Work out the number of lines in the listing that include the string "icon". Reply with that number alone.

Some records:
*-*-*
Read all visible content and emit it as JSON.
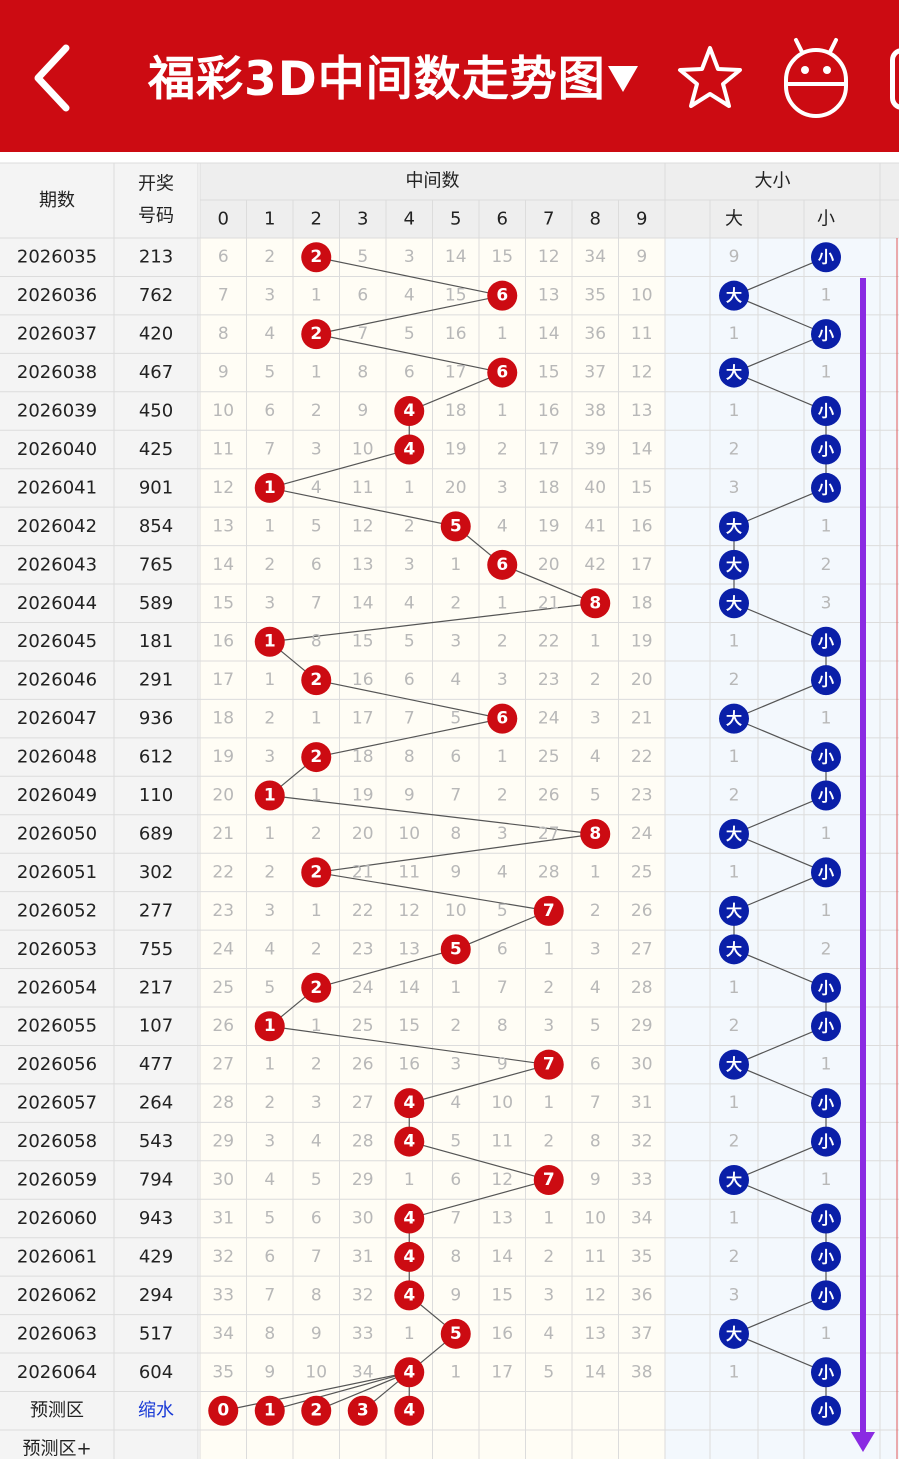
{
  "header": {
    "title": "福彩3D中间数走势图",
    "dropdown_glyph": "▼",
    "back_icon": "chevron-left-icon",
    "favorite_icon": "star-icon",
    "robot_icon": "robot-icon",
    "bg_color": "#cc0b12"
  },
  "table": {
    "col_period": "期数",
    "col_draw_line1": "开奖",
    "col_draw_line2": "号码",
    "group_mid": "中间数",
    "group_size": "大小",
    "digit_headers": [
      "0",
      "1",
      "2",
      "3",
      "4",
      "5",
      "6",
      "7",
      "8",
      "9"
    ],
    "big_label": "大",
    "small_label": "小",
    "rows": [
      {
        "issue": "2026035",
        "draw": "213",
        "mid": 2,
        "miss": [
          6,
          2,
          null,
          5,
          3,
          14,
          15,
          12,
          34,
          9
        ],
        "size": "小",
        "size_miss": [
          9,
          null
        ]
      },
      {
        "issue": "2026036",
        "draw": "762",
        "mid": 6,
        "miss": [
          7,
          3,
          1,
          6,
          4,
          15,
          null,
          13,
          35,
          10
        ],
        "size": "大",
        "size_miss": [
          null,
          1
        ]
      },
      {
        "issue": "2026037",
        "draw": "420",
        "mid": 2,
        "miss": [
          8,
          4,
          null,
          7,
          5,
          16,
          1,
          14,
          36,
          11
        ],
        "size": "小",
        "size_miss": [
          1,
          null
        ]
      },
      {
        "issue": "2026038",
        "draw": "467",
        "mid": 6,
        "miss": [
          9,
          5,
          1,
          8,
          6,
          17,
          null,
          15,
          37,
          12
        ],
        "size": "大",
        "size_miss": [
          null,
          1
        ]
      },
      {
        "issue": "2026039",
        "draw": "450",
        "mid": 4,
        "miss": [
          10,
          6,
          2,
          9,
          null,
          18,
          1,
          16,
          38,
          13
        ],
        "size": "小",
        "size_miss": [
          1,
          null
        ]
      },
      {
        "issue": "2026040",
        "draw": "425",
        "mid": 4,
        "miss": [
          11,
          7,
          3,
          10,
          null,
          19,
          2,
          17,
          39,
          14
        ],
        "size": "小",
        "size_miss": [
          2,
          null
        ]
      },
      {
        "issue": "2026041",
        "draw": "901",
        "mid": 1,
        "miss": [
          12,
          null,
          4,
          11,
          1,
          20,
          3,
          18,
          40,
          15
        ],
        "size": "小",
        "size_miss": [
          3,
          null
        ]
      },
      {
        "issue": "2026042",
        "draw": "854",
        "mid": 5,
        "miss": [
          13,
          1,
          5,
          12,
          2,
          null,
          4,
          19,
          41,
          16
        ],
        "size": "大",
        "size_miss": [
          null,
          1
        ]
      },
      {
        "issue": "2026043",
        "draw": "765",
        "mid": 6,
        "miss": [
          14,
          2,
          6,
          13,
          3,
          1,
          null,
          20,
          42,
          17
        ],
        "size": "大",
        "size_miss": [
          null,
          2
        ]
      },
      {
        "issue": "2026044",
        "draw": "589",
        "mid": 8,
        "miss": [
          15,
          3,
          7,
          14,
          4,
          2,
          1,
          21,
          null,
          18
        ],
        "size": "大",
        "size_miss": [
          null,
          3
        ]
      },
      {
        "issue": "2026045",
        "draw": "181",
        "mid": 1,
        "miss": [
          16,
          null,
          8,
          15,
          5,
          3,
          2,
          22,
          1,
          19
        ],
        "size": "小",
        "size_miss": [
          1,
          null
        ]
      },
      {
        "issue": "2026046",
        "draw": "291",
        "mid": 2,
        "miss": [
          17,
          1,
          null,
          16,
          6,
          4,
          3,
          23,
          2,
          20
        ],
        "size": "小",
        "size_miss": [
          2,
          null
        ]
      },
      {
        "issue": "2026047",
        "draw": "936",
        "mid": 6,
        "miss": [
          18,
          2,
          1,
          17,
          7,
          5,
          null,
          24,
          3,
          21
        ],
        "size": "大",
        "size_miss": [
          null,
          1
        ]
      },
      {
        "issue": "2026048",
        "draw": "612",
        "mid": 2,
        "miss": [
          19,
          3,
          null,
          18,
          8,
          6,
          1,
          25,
          4,
          22
        ],
        "size": "小",
        "size_miss": [
          1,
          null
        ]
      },
      {
        "issue": "2026049",
        "draw": "110",
        "mid": 1,
        "miss": [
          20,
          null,
          1,
          19,
          9,
          7,
          2,
          26,
          5,
          23
        ],
        "size": "小",
        "size_miss": [
          2,
          null
        ]
      },
      {
        "issue": "2026050",
        "draw": "689",
        "mid": 8,
        "miss": [
          21,
          1,
          2,
          20,
          10,
          8,
          3,
          27,
          null,
          24
        ],
        "size": "大",
        "size_miss": [
          null,
          1
        ]
      },
      {
        "issue": "2026051",
        "draw": "302",
        "mid": 2,
        "miss": [
          22,
          2,
          null,
          21,
          11,
          9,
          4,
          28,
          1,
          25
        ],
        "size": "小",
        "size_miss": [
          1,
          null
        ]
      },
      {
        "issue": "2026052",
        "draw": "277",
        "mid": 7,
        "miss": [
          23,
          3,
          1,
          22,
          12,
          10,
          5,
          null,
          2,
          26
        ],
        "size": "大",
        "size_miss": [
          null,
          1
        ]
      },
      {
        "issue": "2026053",
        "draw": "755",
        "mid": 5,
        "miss": [
          24,
          4,
          2,
          23,
          13,
          null,
          6,
          1,
          3,
          27
        ],
        "size": "大",
        "size_miss": [
          null,
          2
        ]
      },
      {
        "issue": "2026054",
        "draw": "217",
        "mid": 2,
        "miss": [
          25,
          5,
          null,
          24,
          14,
          1,
          7,
          2,
          4,
          28
        ],
        "size": "小",
        "size_miss": [
          1,
          null
        ]
      },
      {
        "issue": "2026055",
        "draw": "107",
        "mid": 1,
        "miss": [
          26,
          null,
          1,
          25,
          15,
          2,
          8,
          3,
          5,
          29
        ],
        "size": "小",
        "size_miss": [
          2,
          null
        ]
      },
      {
        "issue": "2026056",
        "draw": "477",
        "mid": 7,
        "miss": [
          27,
          1,
          2,
          26,
          16,
          3,
          9,
          null,
          6,
          30
        ],
        "size": "大",
        "size_miss": [
          null,
          1
        ]
      },
      {
        "issue": "2026057",
        "draw": "264",
        "mid": 4,
        "miss": [
          28,
          2,
          3,
          27,
          null,
          4,
          10,
          1,
          7,
          31
        ],
        "size": "小",
        "size_miss": [
          1,
          null
        ]
      },
      {
        "issue": "2026058",
        "draw": "543",
        "mid": 4,
        "miss": [
          29,
          3,
          4,
          28,
          null,
          5,
          11,
          2,
          8,
          32
        ],
        "size": "小",
        "size_miss": [
          2,
          null
        ]
      },
      {
        "issue": "2026059",
        "draw": "794",
        "mid": 7,
        "miss": [
          30,
          4,
          5,
          29,
          1,
          6,
          12,
          null,
          9,
          33
        ],
        "size": "大",
        "size_miss": [
          null,
          1
        ]
      },
      {
        "issue": "2026060",
        "draw": "943",
        "mid": 4,
        "miss": [
          31,
          5,
          6,
          30,
          null,
          7,
          13,
          1,
          10,
          34
        ],
        "size": "小",
        "size_miss": [
          1,
          null
        ]
      },
      {
        "issue": "2026061",
        "draw": "429",
        "mid": 4,
        "miss": [
          32,
          6,
          7,
          31,
          null,
          8,
          14,
          2,
          11,
          35
        ],
        "size": "小",
        "size_miss": [
          2,
          null
        ]
      },
      {
        "issue": "2026062",
        "draw": "294",
        "mid": 4,
        "miss": [
          33,
          7,
          8,
          32,
          null,
          9,
          15,
          3,
          12,
          36
        ],
        "size": "小",
        "size_miss": [
          3,
          null
        ]
      },
      {
        "issue": "2026063",
        "draw": "517",
        "mid": 5,
        "miss": [
          34,
          8,
          9,
          33,
          1,
          null,
          16,
          4,
          13,
          37
        ],
        "size": "大",
        "size_miss": [
          null,
          1
        ]
      },
      {
        "issue": "2026064",
        "draw": "604",
        "mid": 4,
        "miss": [
          35,
          9,
          10,
          34,
          null,
          1,
          17,
          5,
          14,
          38
        ],
        "size": "小",
        "size_miss": [
          1,
          null
        ]
      }
    ],
    "forecast": {
      "label": "预测区",
      "action": "缩水",
      "picks": [
        "0",
        "1",
        "2",
        "3",
        "4"
      ],
      "size_pick": "小"
    },
    "forecast_plus": {
      "label": "预测区+"
    }
  },
  "colors": {
    "red_ball": "#cc0b12",
    "blue_ball": "#0a1fa8",
    "miss_text": "#b8b8b8",
    "link_blue": "#1a3bd6",
    "scroll_arrow": "#8a2be2"
  }
}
*-*-*
**Written reply:** 3